▸ EXERCISE PROMPT:
Scan the material below for the string "icon", and copy every line where it shows up.

▸ MATERIAL FOR THE TASK:
** begin **
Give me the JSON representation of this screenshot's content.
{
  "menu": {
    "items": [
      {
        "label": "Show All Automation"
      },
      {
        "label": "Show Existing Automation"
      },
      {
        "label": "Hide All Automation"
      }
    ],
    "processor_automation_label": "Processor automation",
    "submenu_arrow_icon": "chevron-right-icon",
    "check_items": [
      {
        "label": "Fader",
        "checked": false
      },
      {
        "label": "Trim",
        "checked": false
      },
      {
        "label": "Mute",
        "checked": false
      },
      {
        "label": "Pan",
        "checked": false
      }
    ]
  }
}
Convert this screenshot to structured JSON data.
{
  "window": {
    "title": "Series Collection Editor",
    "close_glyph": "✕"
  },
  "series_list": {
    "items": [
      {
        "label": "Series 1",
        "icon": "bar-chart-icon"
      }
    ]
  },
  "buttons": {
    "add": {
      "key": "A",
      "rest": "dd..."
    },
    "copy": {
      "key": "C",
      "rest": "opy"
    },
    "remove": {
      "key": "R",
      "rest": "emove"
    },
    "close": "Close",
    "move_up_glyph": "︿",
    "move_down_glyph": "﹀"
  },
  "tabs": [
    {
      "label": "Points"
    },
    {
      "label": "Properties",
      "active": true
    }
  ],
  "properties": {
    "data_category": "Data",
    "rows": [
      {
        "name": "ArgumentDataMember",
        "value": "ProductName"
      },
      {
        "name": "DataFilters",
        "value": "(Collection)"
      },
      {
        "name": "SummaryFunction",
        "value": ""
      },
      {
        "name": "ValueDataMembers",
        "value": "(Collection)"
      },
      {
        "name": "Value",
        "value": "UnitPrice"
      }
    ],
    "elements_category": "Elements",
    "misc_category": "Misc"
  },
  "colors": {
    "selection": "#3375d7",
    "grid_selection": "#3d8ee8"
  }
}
** end **
▸ ANSWER TO THIS EXERCISE:
    "submenu_arrow_icon": "chevron-right-icon",
        "icon": "bar-chart-icon"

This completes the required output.